**What is being asked:** Scan the lines below for the word "JSON". Copy each line you find it in.
**********
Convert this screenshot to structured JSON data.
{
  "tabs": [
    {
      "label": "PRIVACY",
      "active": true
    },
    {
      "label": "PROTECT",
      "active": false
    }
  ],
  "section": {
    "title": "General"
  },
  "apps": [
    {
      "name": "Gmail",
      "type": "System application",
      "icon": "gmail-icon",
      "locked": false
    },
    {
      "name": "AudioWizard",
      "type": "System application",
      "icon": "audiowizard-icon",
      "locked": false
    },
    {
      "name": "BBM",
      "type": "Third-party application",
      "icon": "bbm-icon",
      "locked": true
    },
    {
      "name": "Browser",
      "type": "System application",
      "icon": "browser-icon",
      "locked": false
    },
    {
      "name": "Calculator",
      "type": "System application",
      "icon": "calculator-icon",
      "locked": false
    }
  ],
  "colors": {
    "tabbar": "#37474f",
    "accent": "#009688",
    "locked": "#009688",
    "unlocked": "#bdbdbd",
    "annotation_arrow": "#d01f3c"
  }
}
**********
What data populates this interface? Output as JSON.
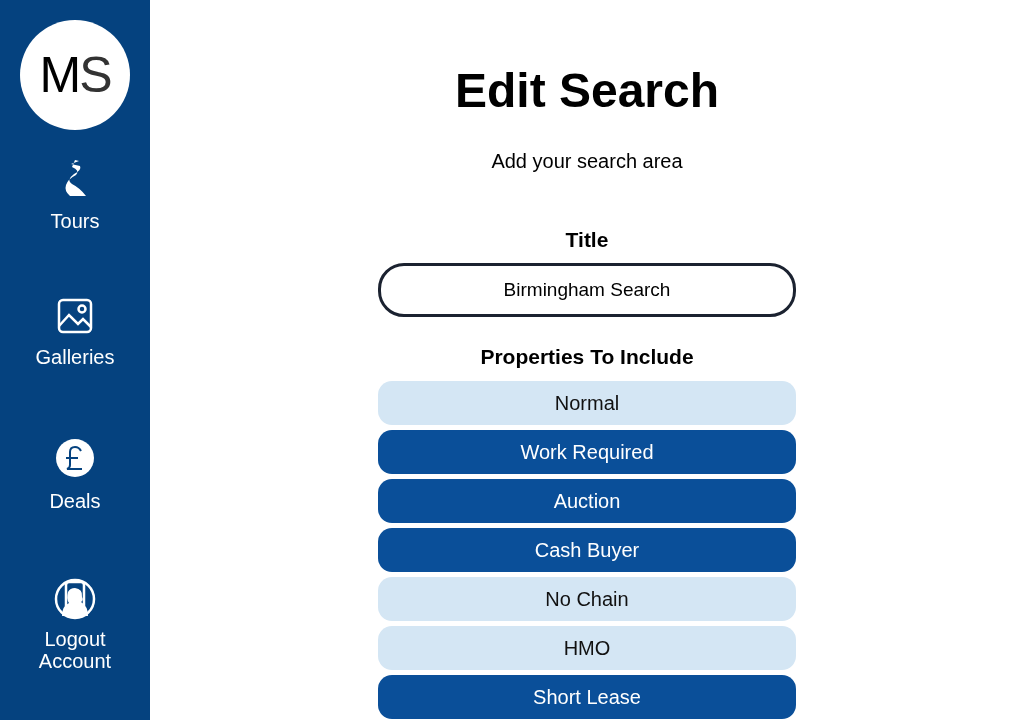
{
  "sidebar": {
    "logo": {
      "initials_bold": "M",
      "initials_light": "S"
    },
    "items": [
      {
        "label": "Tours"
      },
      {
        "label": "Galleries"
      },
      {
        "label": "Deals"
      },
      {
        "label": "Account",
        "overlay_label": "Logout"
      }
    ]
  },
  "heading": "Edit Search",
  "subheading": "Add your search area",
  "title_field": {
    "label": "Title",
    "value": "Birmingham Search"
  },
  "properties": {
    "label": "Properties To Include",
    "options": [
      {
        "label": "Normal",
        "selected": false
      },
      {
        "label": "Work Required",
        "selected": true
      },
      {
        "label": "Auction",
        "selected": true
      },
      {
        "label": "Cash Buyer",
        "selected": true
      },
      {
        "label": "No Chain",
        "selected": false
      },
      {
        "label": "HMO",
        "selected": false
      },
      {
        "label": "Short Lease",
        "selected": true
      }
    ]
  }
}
**********
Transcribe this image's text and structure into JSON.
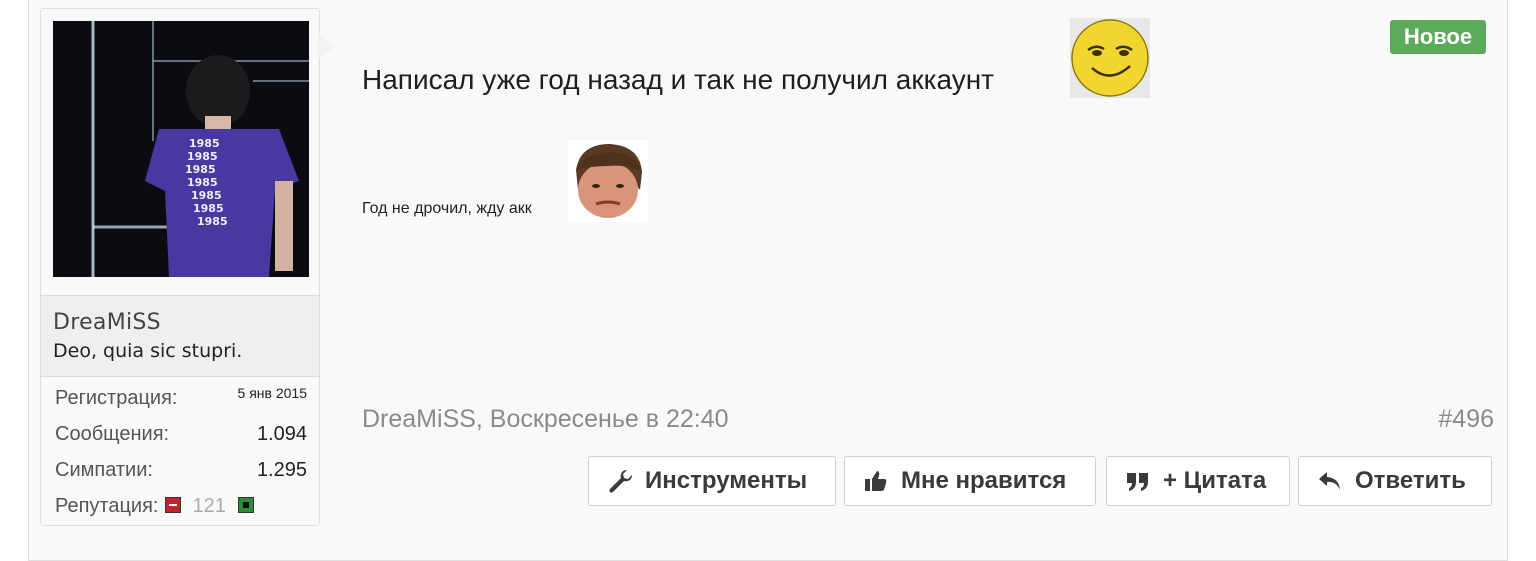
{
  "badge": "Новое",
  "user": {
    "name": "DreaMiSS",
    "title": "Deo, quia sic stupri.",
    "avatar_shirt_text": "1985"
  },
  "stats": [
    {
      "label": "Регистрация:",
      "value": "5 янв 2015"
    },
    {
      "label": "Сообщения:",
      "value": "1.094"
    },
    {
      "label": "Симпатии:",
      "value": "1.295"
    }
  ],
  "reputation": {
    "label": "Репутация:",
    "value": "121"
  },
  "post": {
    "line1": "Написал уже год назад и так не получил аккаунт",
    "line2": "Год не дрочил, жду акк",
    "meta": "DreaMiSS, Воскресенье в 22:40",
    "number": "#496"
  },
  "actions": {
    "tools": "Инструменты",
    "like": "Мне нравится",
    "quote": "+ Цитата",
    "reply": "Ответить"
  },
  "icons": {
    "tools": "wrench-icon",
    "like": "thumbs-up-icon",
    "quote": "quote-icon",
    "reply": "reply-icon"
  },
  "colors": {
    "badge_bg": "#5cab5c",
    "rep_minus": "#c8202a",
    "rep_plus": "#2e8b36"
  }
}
**********
**Reply:**
Convert this screenshot to structured JSON data.
What data populates this interface? Output as JSON.
Transcribe this image's text and structure into JSON.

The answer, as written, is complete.